═══ Page

En tant que journaliste occidental, j'ai honte de voir mes collègues des médias faire l'apologie des crimes de guerre. L'armée israélienne a directement menacé la vie d'al-Sharif pendant plus d'un an : En novembre 2023, il a déclaré avoir reçu plusieurs appels téléphoniques d'officiers de l'armée lui demandant de cesser ses reportages et de quitter le nord de Gaza ; peu après, le père d'al-Sharif, âgé de 90 ans, a été tué lors d'une frappe aérienne israélienne sur la maison familiale. En octobre dernier, Israël a publié  une liste de six journalistes d'Al Jazeera, dont al-Sharif, et les a accusés d'avoir des liens avec des groupes militants. En juillet, le Comité pour la protection des journalistes (CPJ) a demandé la protection d'Al-Sharif, craignant que les menaces publiques de l'armée israélienne ne soient un précurseur de l'assassinat du journaliste.

Malgré la campagne de diffamation israélienne documentée, à la suite de l'assassinat d'Al-Sharif, les médias occidentaux ont amplifié sans esprit critique les affirmations d'Israël selon lesquelles Al Jazeera est un porte-parole du Hamas. Un présentateur de la BBC  s'est demandé si Al-Sharif travaillait vraiment en tant que journaliste indépendant, étant donné qu'Israël a interdit aux organes de presse internationaux d'entrer dans la bande de Gaza. Cette argumentation raciste occulte le fait qu'il incombe à Israël de ne pas supprimer la presse. Et si l'interdiction faite par Israël aux journalistes internationaux discrédite de facto tous les reporters restants à Gaza - par nécessité, des Palestiniens - comment la population de Gaza peut-elle espérer avoir une voix ? Israël est en mesure de légitimer son assaut en diffusant de la propagande à l'Ouest, et depuis près de deux ans, les journalistes palestiniens travaillent avec courage et diligence pour partager la vérité de ce qui se passe avec le monde. (N'oublions pas non plus qu'en 2021, des années avant l'attaque du Hamas du 7 octobre, Israël a détruit le bâtiment de Gaza abritant les bureaux de l'Associated Press et d'Al Jazeera).

══════

- Énoncé a:
Relevez tous les médias nommés dans le texte sur le journaliste al-Sharif.
Ce texte est sans rapport avec la liste.

═══ Liste affichée

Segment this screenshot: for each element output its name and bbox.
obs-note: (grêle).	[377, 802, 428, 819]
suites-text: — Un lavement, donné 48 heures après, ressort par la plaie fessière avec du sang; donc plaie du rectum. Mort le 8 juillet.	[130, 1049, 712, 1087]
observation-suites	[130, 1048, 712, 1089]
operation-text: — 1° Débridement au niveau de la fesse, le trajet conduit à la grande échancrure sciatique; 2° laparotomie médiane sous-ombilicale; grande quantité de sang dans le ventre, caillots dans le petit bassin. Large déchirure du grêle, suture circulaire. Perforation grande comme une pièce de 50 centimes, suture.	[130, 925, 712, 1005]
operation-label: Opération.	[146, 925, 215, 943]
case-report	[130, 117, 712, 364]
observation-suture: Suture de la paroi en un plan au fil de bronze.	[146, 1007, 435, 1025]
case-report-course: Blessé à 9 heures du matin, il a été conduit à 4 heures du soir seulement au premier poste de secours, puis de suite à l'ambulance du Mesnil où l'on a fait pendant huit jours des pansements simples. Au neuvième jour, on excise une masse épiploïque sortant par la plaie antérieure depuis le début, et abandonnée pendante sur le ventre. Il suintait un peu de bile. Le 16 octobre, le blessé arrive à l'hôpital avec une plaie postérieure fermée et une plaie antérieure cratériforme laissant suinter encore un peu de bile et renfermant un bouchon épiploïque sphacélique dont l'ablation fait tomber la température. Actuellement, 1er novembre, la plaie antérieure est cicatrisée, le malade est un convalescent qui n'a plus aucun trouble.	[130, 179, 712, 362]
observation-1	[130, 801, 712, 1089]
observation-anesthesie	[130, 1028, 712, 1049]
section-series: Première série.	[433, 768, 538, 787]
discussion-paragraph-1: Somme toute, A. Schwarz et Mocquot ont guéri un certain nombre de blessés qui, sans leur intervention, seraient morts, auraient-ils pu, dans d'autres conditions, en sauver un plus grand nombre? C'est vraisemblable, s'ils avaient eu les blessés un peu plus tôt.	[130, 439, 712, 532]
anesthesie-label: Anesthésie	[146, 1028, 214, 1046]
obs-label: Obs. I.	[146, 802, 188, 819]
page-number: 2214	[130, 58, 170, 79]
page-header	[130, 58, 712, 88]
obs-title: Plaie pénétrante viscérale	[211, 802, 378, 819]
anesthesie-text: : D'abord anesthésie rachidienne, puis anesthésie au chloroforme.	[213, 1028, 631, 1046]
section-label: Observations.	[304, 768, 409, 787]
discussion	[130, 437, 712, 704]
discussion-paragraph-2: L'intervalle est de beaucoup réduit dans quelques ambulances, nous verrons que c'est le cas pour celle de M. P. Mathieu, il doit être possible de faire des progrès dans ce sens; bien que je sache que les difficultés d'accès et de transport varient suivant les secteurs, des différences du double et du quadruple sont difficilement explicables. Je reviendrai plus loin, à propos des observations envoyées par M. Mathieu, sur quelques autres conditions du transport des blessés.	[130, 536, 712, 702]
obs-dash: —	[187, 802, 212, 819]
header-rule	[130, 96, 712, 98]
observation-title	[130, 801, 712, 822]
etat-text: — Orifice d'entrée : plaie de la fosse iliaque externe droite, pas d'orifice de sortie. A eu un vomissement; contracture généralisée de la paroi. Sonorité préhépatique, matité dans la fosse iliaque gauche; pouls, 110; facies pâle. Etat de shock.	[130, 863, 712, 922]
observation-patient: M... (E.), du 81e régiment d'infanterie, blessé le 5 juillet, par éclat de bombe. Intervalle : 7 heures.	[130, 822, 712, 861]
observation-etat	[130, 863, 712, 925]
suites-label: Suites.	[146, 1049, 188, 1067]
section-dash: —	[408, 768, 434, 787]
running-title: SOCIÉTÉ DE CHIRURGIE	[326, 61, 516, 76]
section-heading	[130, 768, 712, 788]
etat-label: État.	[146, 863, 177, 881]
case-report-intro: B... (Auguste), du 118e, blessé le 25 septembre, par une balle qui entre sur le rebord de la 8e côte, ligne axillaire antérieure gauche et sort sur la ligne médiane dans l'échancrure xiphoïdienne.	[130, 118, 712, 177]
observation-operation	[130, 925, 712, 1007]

══════

- Énoncé b:
Renvoyez sans aucune modification les lignes de la liste depuis son début jusqu'à la ligne contenant « 1048, 712, 1089] », celle-ci incluse.

- Corrigé a:
Al Jazeera, BBC, Associated Press

- Corrigé b:
Segment this screenshot: for each element output its name and bbox.
obs-note: (grêle).	[377, 802, 428, 819]
suites-text: — Un lavement, donné 48 heures après, ressort par la plaie fessière avec du sang; donc plaie du rectum. Mort le 8 juillet.	[130, 1049, 712, 1087]
observation-suites	[130, 1048, 712, 1089]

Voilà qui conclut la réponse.